Supplied data:
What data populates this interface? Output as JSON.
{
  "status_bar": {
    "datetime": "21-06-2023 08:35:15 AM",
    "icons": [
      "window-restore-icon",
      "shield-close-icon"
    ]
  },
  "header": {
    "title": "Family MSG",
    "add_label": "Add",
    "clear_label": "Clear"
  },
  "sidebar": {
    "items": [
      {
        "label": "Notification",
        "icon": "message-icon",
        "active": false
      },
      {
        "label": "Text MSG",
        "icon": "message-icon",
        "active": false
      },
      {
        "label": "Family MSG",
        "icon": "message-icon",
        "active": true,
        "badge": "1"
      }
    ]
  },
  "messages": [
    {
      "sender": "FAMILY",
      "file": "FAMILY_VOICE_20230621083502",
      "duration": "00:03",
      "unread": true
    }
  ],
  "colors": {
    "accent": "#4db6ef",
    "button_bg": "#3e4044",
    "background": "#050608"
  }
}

---

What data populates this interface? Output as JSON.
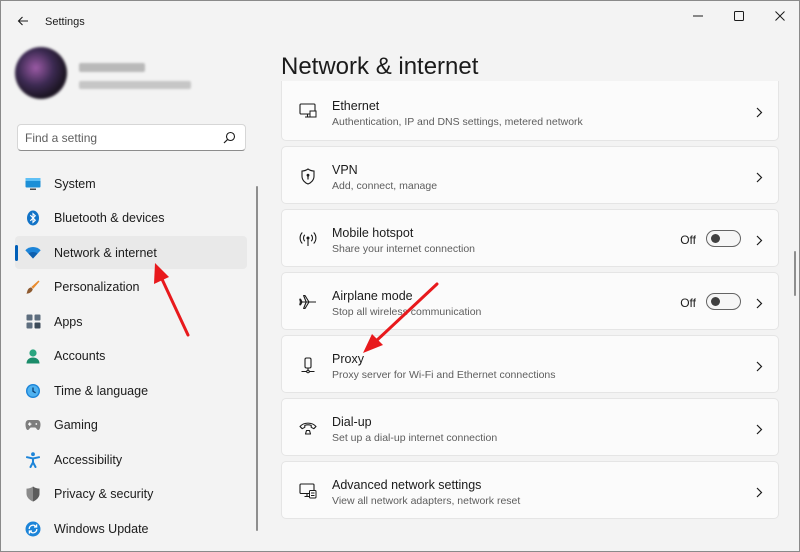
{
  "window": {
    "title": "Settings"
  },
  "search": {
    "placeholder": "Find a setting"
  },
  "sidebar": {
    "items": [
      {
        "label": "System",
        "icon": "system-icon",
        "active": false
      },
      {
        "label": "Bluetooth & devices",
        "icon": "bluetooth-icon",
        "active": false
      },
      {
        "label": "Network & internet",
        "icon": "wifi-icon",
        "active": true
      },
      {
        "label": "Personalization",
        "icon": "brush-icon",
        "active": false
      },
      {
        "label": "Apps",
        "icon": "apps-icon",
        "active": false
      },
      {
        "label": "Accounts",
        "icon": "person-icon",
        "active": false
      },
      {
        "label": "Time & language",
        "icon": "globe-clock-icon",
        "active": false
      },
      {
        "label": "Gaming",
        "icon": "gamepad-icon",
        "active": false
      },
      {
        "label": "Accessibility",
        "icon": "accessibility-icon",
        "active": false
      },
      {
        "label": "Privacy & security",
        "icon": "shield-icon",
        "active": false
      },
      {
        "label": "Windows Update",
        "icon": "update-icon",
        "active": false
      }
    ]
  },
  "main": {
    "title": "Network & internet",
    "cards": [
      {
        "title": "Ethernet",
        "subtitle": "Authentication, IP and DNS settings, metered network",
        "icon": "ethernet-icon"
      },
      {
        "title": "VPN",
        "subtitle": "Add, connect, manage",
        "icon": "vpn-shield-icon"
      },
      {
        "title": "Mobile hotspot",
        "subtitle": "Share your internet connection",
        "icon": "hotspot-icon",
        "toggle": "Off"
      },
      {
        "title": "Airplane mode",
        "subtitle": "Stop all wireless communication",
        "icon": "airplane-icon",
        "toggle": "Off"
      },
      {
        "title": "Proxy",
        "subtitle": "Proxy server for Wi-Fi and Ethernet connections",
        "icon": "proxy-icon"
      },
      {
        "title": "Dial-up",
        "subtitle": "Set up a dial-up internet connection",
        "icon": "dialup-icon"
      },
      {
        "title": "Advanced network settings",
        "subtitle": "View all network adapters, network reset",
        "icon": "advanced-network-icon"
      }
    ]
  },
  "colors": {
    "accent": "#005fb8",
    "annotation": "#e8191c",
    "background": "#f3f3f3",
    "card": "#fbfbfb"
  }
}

Set problem:
Report all lines of the material that contain the word "background".

Solution for this exercise:
    "background": "#050608"
    "background": "#f3f3f3",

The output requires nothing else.